- Information provided
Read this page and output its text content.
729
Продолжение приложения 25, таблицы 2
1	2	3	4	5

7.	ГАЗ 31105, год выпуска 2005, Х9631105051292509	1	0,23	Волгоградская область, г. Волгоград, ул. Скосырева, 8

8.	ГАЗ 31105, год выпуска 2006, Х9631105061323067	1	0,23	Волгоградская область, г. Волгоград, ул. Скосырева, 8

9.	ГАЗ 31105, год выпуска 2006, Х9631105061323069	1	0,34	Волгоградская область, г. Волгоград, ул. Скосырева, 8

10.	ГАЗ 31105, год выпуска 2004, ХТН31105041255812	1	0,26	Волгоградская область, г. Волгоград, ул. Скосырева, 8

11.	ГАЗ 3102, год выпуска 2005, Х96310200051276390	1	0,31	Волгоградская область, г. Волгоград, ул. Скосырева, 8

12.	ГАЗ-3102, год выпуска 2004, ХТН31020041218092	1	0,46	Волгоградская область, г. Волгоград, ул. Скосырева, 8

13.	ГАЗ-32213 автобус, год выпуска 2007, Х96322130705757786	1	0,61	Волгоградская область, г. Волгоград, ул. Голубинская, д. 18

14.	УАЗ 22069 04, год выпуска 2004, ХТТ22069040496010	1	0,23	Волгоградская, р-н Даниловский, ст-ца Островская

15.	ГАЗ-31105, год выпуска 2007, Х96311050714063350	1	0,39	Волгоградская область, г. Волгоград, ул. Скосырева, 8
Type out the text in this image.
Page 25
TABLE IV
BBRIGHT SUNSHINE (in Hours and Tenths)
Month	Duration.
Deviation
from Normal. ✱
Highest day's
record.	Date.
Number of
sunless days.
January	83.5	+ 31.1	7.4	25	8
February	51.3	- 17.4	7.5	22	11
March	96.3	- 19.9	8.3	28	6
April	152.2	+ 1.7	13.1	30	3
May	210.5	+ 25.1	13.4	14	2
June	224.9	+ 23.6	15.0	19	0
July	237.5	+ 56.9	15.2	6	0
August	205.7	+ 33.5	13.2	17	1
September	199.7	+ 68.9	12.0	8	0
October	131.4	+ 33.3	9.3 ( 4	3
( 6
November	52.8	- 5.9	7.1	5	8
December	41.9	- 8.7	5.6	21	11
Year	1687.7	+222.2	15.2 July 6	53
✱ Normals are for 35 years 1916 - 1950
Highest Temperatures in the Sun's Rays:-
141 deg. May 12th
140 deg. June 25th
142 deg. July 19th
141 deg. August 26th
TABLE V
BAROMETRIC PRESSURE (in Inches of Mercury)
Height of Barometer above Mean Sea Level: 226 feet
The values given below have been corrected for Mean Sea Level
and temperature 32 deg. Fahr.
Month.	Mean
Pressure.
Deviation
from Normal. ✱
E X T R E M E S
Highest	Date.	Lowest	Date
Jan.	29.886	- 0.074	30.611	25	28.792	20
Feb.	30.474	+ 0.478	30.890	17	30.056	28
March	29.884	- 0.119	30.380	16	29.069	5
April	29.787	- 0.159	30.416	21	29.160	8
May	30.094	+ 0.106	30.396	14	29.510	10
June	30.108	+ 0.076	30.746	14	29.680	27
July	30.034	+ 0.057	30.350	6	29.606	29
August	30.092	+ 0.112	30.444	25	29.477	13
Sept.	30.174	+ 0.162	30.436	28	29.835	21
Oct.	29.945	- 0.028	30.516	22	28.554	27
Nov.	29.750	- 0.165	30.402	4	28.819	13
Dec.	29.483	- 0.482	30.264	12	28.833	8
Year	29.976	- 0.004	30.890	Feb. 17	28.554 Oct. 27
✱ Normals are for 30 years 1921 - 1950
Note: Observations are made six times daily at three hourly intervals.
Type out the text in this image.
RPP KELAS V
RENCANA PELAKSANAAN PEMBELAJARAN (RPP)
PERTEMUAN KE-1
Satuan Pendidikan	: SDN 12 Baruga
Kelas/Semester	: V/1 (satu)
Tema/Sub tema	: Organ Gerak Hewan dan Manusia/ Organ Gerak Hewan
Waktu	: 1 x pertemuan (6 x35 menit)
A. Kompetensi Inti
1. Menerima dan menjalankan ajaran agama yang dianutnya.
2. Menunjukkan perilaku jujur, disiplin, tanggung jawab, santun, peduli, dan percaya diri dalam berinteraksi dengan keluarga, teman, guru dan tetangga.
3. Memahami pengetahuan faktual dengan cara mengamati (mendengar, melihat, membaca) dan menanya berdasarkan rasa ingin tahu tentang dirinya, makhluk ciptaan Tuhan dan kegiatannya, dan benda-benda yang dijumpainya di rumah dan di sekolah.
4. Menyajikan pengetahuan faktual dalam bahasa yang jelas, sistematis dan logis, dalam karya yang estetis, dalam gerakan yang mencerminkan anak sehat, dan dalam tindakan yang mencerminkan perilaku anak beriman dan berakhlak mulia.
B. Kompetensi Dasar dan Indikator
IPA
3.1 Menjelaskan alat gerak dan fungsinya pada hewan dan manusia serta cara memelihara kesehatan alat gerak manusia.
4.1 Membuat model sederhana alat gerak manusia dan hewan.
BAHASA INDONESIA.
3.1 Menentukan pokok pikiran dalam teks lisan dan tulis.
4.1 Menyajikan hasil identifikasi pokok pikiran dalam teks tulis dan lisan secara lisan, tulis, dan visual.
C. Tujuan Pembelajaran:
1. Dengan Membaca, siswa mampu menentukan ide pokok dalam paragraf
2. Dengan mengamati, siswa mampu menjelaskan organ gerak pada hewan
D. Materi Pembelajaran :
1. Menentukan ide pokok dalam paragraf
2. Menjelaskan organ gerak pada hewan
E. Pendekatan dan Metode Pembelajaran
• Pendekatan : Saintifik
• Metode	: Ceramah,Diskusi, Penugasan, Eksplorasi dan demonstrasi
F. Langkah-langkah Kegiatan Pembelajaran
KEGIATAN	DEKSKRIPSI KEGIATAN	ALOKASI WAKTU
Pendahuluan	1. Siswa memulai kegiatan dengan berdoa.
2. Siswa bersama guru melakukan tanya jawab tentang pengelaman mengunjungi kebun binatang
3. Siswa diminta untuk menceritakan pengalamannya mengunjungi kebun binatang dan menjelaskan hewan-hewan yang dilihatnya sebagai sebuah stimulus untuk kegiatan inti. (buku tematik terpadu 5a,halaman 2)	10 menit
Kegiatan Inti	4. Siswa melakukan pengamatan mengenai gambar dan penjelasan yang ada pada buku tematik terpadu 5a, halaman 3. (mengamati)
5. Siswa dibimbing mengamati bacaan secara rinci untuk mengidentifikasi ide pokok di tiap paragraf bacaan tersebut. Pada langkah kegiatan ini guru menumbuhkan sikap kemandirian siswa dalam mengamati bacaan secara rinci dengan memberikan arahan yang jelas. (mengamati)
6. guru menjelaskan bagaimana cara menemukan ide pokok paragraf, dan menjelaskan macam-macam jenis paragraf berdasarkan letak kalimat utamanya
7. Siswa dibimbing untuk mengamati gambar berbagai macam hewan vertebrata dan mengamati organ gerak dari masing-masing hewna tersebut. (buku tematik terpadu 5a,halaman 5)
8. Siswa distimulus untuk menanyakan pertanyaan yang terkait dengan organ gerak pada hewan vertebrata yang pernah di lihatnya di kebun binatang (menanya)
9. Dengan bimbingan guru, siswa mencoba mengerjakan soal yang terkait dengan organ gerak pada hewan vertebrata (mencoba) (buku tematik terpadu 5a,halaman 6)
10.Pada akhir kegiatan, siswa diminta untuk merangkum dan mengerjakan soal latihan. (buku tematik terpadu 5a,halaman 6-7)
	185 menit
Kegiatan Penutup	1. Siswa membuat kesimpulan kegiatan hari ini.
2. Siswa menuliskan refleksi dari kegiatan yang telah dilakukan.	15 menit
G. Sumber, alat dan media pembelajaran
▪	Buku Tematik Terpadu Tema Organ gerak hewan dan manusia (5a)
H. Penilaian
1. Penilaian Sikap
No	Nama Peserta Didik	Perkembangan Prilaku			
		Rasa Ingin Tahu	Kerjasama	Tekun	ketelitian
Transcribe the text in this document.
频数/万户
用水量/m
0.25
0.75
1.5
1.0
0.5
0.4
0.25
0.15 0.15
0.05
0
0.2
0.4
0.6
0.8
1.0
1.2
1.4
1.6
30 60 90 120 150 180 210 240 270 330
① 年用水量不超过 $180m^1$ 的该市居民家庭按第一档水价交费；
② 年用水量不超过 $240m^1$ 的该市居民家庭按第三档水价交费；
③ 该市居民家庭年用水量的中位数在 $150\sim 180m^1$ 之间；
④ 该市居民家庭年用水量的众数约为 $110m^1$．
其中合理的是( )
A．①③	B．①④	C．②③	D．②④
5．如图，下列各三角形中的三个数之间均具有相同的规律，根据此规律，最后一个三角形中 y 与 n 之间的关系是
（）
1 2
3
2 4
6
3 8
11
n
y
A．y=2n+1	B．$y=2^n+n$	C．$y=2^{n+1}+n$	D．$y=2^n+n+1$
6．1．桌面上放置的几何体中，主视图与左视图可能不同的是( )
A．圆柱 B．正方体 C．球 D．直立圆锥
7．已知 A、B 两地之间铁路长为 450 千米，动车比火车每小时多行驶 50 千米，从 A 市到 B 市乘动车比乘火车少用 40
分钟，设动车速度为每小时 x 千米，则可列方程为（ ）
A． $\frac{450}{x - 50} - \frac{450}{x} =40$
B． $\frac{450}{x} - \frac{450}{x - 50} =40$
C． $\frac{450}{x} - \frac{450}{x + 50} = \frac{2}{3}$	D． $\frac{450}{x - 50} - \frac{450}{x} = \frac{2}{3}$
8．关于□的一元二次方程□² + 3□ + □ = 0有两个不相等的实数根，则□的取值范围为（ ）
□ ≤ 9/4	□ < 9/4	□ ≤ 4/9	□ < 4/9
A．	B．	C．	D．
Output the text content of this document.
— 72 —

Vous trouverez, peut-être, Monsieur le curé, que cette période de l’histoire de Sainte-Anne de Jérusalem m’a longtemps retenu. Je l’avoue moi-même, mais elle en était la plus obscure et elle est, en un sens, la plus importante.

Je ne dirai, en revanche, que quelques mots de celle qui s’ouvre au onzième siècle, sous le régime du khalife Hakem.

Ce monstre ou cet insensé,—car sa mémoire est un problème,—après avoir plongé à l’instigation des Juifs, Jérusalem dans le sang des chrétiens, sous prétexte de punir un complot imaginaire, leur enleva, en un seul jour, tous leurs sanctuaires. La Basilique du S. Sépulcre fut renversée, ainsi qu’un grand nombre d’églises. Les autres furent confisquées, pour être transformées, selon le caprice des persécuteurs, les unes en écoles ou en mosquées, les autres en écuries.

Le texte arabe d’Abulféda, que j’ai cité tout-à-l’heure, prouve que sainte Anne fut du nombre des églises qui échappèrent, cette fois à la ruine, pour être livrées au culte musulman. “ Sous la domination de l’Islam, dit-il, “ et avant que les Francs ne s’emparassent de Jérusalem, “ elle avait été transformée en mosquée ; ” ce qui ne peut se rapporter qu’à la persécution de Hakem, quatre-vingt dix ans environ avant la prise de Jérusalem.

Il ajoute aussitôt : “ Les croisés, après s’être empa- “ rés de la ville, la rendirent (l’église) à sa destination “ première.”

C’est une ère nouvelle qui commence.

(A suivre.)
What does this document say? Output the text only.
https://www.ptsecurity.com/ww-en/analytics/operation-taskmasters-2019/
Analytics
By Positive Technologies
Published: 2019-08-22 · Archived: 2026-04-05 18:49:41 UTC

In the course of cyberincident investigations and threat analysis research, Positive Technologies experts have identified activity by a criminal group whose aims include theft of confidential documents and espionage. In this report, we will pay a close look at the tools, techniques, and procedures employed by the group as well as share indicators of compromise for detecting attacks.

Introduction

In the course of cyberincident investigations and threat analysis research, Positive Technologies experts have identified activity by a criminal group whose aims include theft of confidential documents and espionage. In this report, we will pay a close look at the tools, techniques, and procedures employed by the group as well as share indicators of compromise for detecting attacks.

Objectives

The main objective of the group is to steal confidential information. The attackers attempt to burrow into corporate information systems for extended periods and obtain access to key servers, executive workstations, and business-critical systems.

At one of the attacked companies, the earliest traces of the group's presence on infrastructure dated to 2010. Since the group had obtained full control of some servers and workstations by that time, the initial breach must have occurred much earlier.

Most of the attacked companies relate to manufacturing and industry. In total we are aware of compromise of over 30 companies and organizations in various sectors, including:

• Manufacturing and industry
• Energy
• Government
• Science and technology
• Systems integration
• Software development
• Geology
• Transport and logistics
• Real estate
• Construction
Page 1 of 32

- To do
Which lines in the records above contain the string "年用水量不超过"? Copy each one.

- Task answer
① 年用水量不超过 $180m^1$ 的该市居民家庭按第一档水价交费；
② 年用水量不超过 $240m^1$ 的该市居民家庭按第三档水价交费；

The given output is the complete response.